● **Records**
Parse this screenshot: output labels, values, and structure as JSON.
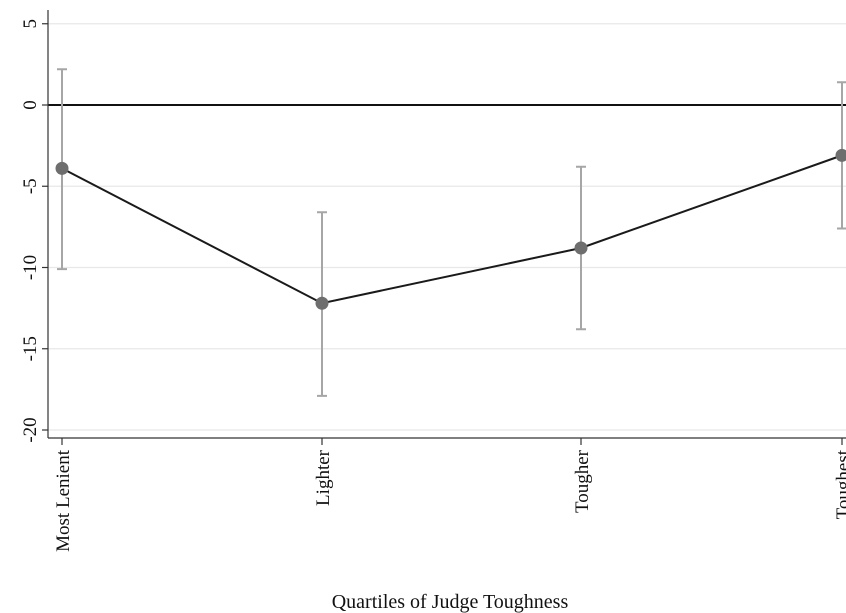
{
  "chart_data": {
    "type": "line",
    "title": "",
    "xlabel": "Quartiles of Judge Toughness",
    "ylabel": "",
    "categories": [
      "Most Lenient",
      "Lighter",
      "Tougher",
      "Toughest"
    ],
    "series": [
      {
        "values": [
          -3.9,
          -12.2,
          -8.8,
          -3.1
        ],
        "ci_low": [
          -10.1,
          -17.9,
          -13.8,
          -7.6
        ],
        "ci_high": [
          2.2,
          -6.6,
          -3.8,
          1.4
        ]
      }
    ],
    "yticks": [
      5,
      0,
      -5,
      -10,
      -15,
      -20
    ],
    "ylim": [
      -20.5,
      5.5
    ],
    "reference_line": 0,
    "grid": true,
    "colors": {
      "line": "#1a1a1a",
      "marker": "#6e6e6e",
      "error_bar": "#a6a6a6",
      "grid": "#e8e8e8",
      "axis": "#333333"
    }
  }
}
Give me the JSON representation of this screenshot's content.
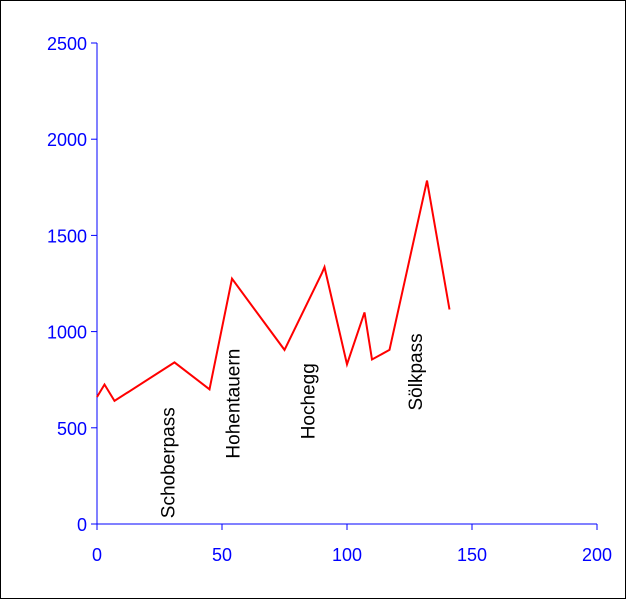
{
  "chart_data": {
    "type": "line",
    "title": "",
    "xlabel": "",
    "ylabel": "",
    "xlim": [
      0,
      200
    ],
    "ylim": [
      0,
      2500
    ],
    "xticks": [
      0,
      50,
      100,
      150,
      200
    ],
    "yticks": [
      0,
      500,
      1000,
      1500,
      2000,
      2500
    ],
    "xtick_labels": [
      "0",
      "50",
      "100",
      "150",
      "200"
    ],
    "ytick_labels": [
      "0",
      "500",
      "1000",
      "1500",
      "2000",
      "2500"
    ],
    "grid": false,
    "legend": "none",
    "series": [
      {
        "color": "#ff0000",
        "x": [
          0,
          3,
          7,
          31,
          45,
          54,
          75,
          90,
          91,
          100,
          107,
          110,
          117,
          132,
          141
        ],
        "y": [
          660,
          725,
          640,
          840,
          700,
          1275,
          905,
          1305,
          1335,
          830,
          1100,
          855,
          905,
          1785,
          1115
        ]
      }
    ],
    "annotations": [
      {
        "text": "Schoberpass",
        "x": 31,
        "y": 30
      },
      {
        "text": "Hohentauern",
        "x": 57,
        "y": 340
      },
      {
        "text": "Hochegg",
        "x": 87,
        "y": 440
      },
      {
        "text": "Sölkpass",
        "x": 130,
        "y": 590
      }
    ],
    "colors": {
      "axis": "#0000ff",
      "tick_text": "#0000ff",
      "line": "#ff0000",
      "annotation": "#000000"
    }
  }
}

● **Set task**
Leave out every picture, and repeat word for word only the lines from the one holding "Give me the" through the end of the entries above, both ends included.

● **The response**
Give me the JSON representation of this screenshot's content.
{
  "chart_data": {
    "type": "line",
    "title": "",
    "xlabel": "",
    "ylabel": "",
    "xlim": [
      0,
      200
    ],
    "ylim": [
      0,
      2500
    ],
    "xticks": [
      0,
      50,
      100,
      150,
      200
    ],
    "yticks": [
      0,
      500,
      1000,
      1500,
      2000,
      2500
    ],
    "xtick_labels": [
      "0",
      "50",
      "100",
      "150",
      "200"
    ],
    "ytick_labels": [
      "0",
      "500",
      "1000",
      "1500",
      "2000",
      "2500"
    ],
    "grid": false,
    "legend": "none",
    "series": [
      {
        "color": "#ff0000",
        "x": [
          0,
          3,
          7,
          31,
          45,
          54,
          75,
          90,
          91,
          100,
          107,
          110,
          117,
          132,
          141
        ],
        "y": [
          660,
          725,
          640,
          840,
          700,
          1275,
          905,
          1305,
          1335,
          830,
          1100,
          855,
          905,
          1785,
          1115
        ]
      }
    ],
    "annotations": [
      {
        "text": "Schoberpass",
        "x": 31,
        "y": 30
      },
      {
        "text": "Hohentauern",
        "x": 57,
        "y": 340
      },
      {
        "text": "Hochegg",
        "x": 87,
        "y": 440
      },
      {
        "text": "Sölkpass",
        "x": 130,
        "y": 590
      }
    ],
    "colors": {
      "axis": "#0000ff",
      "tick_text": "#0000ff",
      "line": "#ff0000",
      "annotation": "#000000"
    }
  }
}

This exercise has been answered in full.